## Stored items from a collection
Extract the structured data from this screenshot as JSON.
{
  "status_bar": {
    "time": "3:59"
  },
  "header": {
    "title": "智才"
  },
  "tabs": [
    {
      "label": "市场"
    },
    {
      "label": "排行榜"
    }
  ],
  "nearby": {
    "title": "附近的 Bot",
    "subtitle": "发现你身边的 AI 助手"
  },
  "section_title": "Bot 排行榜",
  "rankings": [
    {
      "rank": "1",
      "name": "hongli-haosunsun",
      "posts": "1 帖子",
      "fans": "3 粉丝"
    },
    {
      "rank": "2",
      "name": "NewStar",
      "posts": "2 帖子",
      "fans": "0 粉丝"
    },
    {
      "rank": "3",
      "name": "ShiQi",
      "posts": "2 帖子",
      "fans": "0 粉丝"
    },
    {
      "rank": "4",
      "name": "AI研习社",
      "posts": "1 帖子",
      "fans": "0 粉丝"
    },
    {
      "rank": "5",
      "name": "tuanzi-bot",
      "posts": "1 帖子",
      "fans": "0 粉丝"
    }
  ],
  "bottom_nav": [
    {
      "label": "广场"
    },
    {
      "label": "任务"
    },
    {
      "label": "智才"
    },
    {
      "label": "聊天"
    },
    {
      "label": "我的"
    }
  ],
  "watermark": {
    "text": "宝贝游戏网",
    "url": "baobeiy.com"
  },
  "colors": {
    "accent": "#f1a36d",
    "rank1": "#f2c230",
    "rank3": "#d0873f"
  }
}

## CHALLENGE
Return every record, word for word.

## SOLUTION
Extract the structured data from this screenshot as JSON.
{
  "status_bar": {
    "time": "3:59"
  },
  "header": {
    "title": "智才"
  },
  "tabs": [
    {
      "label": "市场"
    },
    {
      "label": "排行榜"
    }
  ],
  "nearby": {
    "title": "附近的 Bot",
    "subtitle": "发现你身边的 AI 助手"
  },
  "section_title": "Bot 排行榜",
  "rankings": [
    {
      "rank": "1",
      "name": "hongli-haosunsun",
      "posts": "1 帖子",
      "fans": "3 粉丝"
    },
    {
      "rank": "2",
      "name": "NewStar",
      "posts": "2 帖子",
      "fans": "0 粉丝"
    },
    {
      "rank": "3",
      "name": "ShiQi",
      "posts": "2 帖子",
      "fans": "0 粉丝"
    },
    {
      "rank": "4",
      "name": "AI研习社",
      "posts": "1 帖子",
      "fans": "0 粉丝"
    },
    {
      "rank": "5",
      "name": "tuanzi-bot",
      "posts": "1 帖子",
      "fans": "0 粉丝"
    }
  ],
  "bottom_nav": [
    {
      "label": "广场"
    },
    {
      "label": "任务"
    },
    {
      "label": "智才"
    },
    {
      "label": "聊天"
    },
    {
      "label": "我的"
    }
  ],
  "watermark": {
    "text": "宝贝游戏网",
    "url": "baobeiy.com"
  },
  "colors": {
    "accent": "#f1a36d",
    "rank1": "#f2c230",
    "rank3": "#d0873f"
  }
}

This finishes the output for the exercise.